Challenge |
Copy every line from the material below that holds "doctor".

[Data items]
== == ==

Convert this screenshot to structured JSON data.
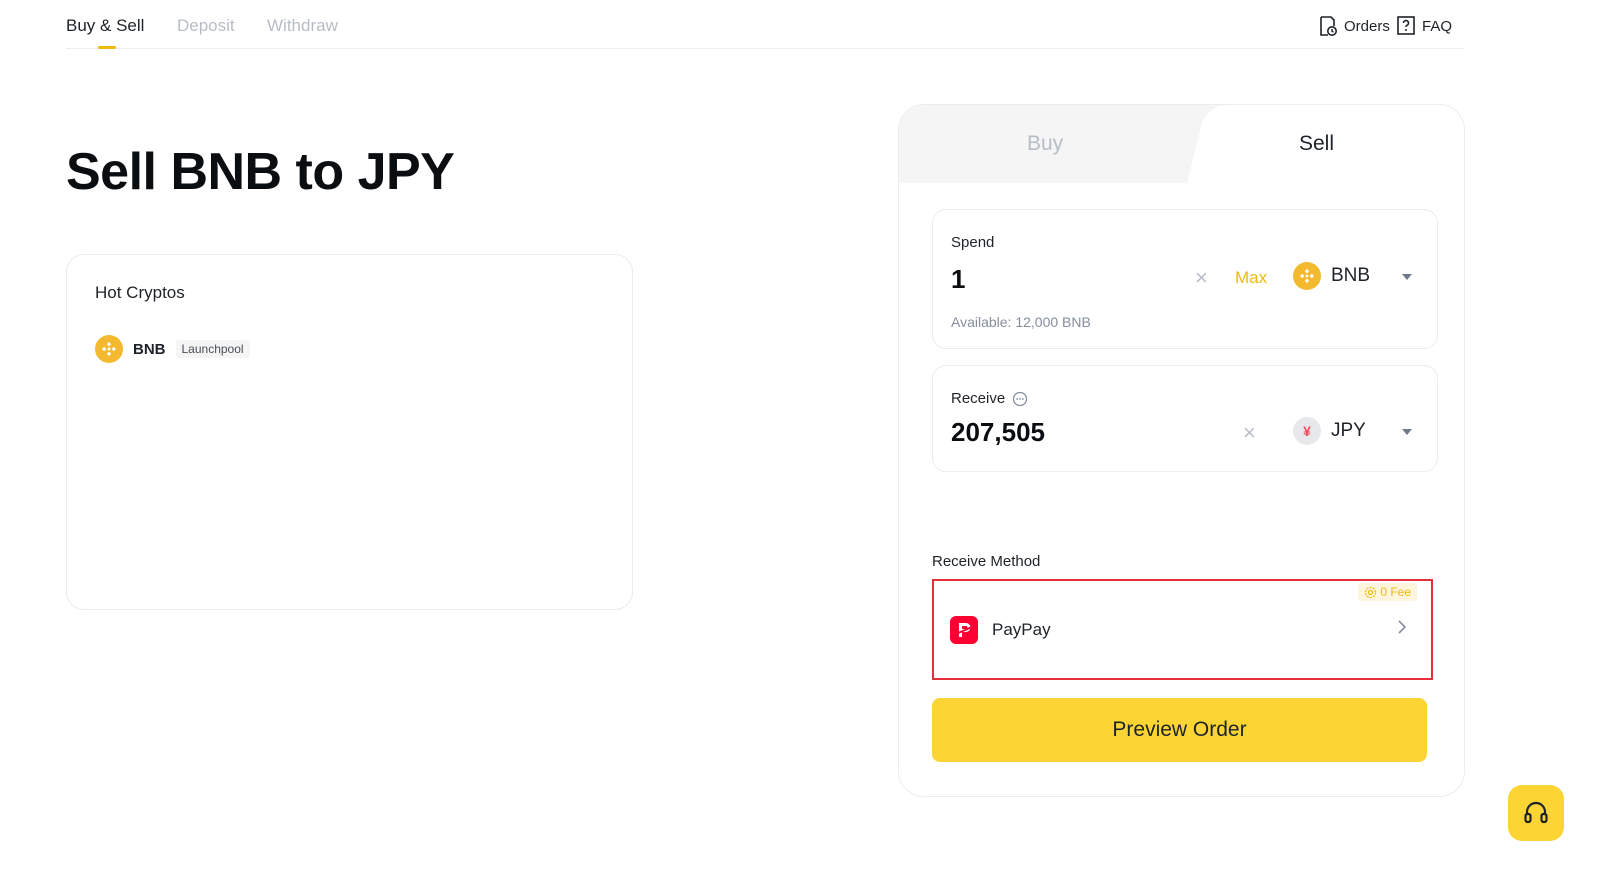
{
  "nav": {
    "tabs": [
      {
        "label": "Buy & Sell"
      },
      {
        "label": "Deposit"
      },
      {
        "label": "Withdraw"
      }
    ],
    "orders_label": "Orders",
    "faq_label": "FAQ"
  },
  "page_title": "Sell BNB to JPY",
  "hot_cryptos": {
    "title": "Hot Cryptos",
    "items": [
      {
        "symbol": "BNB",
        "badge": "Launchpool"
      }
    ]
  },
  "trade": {
    "tabs": {
      "buy": "Buy",
      "sell": "Sell"
    },
    "spend": {
      "label": "Spend",
      "amount": "1",
      "max_label": "Max",
      "currency": "BNB",
      "available": "Available: 12,000 BNB"
    },
    "receive": {
      "label": "Receive",
      "amount": "207,505",
      "currency": "JPY",
      "currency_symbol": "¥"
    },
    "method": {
      "label": "Receive Method",
      "fee_badge": "0 Fee",
      "name": "PayPay"
    },
    "preview_label": "Preview Order"
  },
  "colors": {
    "brand_yellow": "#fcd535",
    "accent_yellow": "#f0b90b",
    "highlight_red": "#e5303c",
    "paypay_red": "#ff0033"
  }
}
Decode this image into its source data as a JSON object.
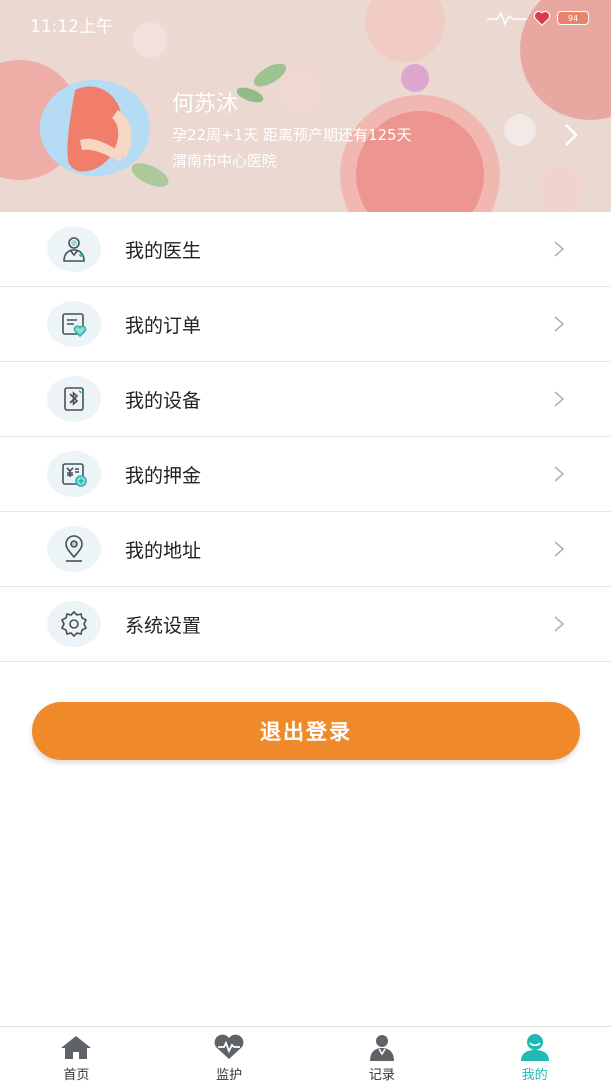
{
  "status": {
    "time": "11:12上午",
    "battery": "94"
  },
  "profile": {
    "name": "何苏沐",
    "pregnancy_status": "孕22周+1天  距离预产期还有125天",
    "hospital": "渭南市中心医院"
  },
  "menu": [
    {
      "label": "我的医生",
      "icon": "doctor-icon"
    },
    {
      "label": "我的订单",
      "icon": "order-icon"
    },
    {
      "label": "我的设备",
      "icon": "bluetooth-device-icon"
    },
    {
      "label": "我的押金",
      "icon": "deposit-icon"
    },
    {
      "label": "我的地址",
      "icon": "location-icon"
    },
    {
      "label": "系统设置",
      "icon": "gear-icon"
    }
  ],
  "logout_label": "退出登录",
  "bottom_nav": [
    {
      "label": "首页",
      "icon": "home-icon"
    },
    {
      "label": "监护",
      "icon": "heart-monitor-icon"
    },
    {
      "label": "记录",
      "icon": "record-doctor-icon"
    },
    {
      "label": "我的",
      "icon": "profile-icon",
      "active": true
    }
  ],
  "colors": {
    "accent_orange": "#f0892a",
    "active_teal": "#20b9b3",
    "icon_bg": "#edf4f7"
  }
}
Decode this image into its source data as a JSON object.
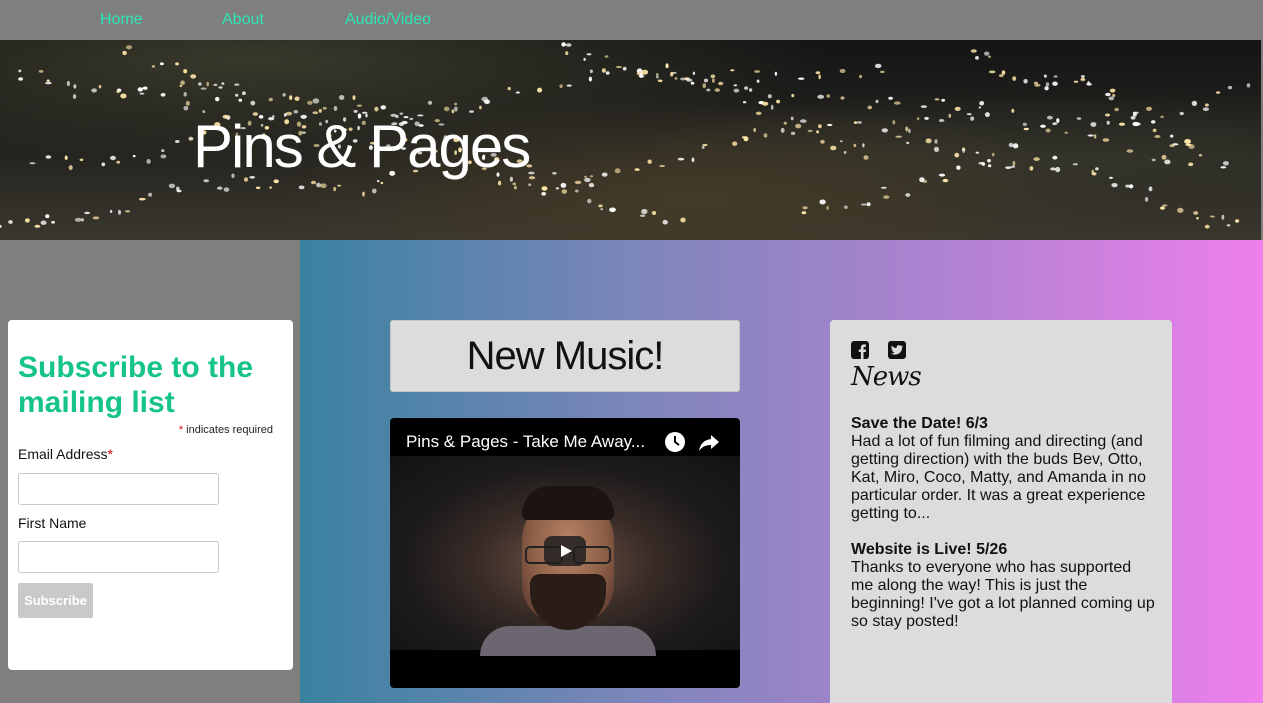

== == ==

Written solution |
      "icon": "doctor-icon"
      "icon": "record-doctor-icon"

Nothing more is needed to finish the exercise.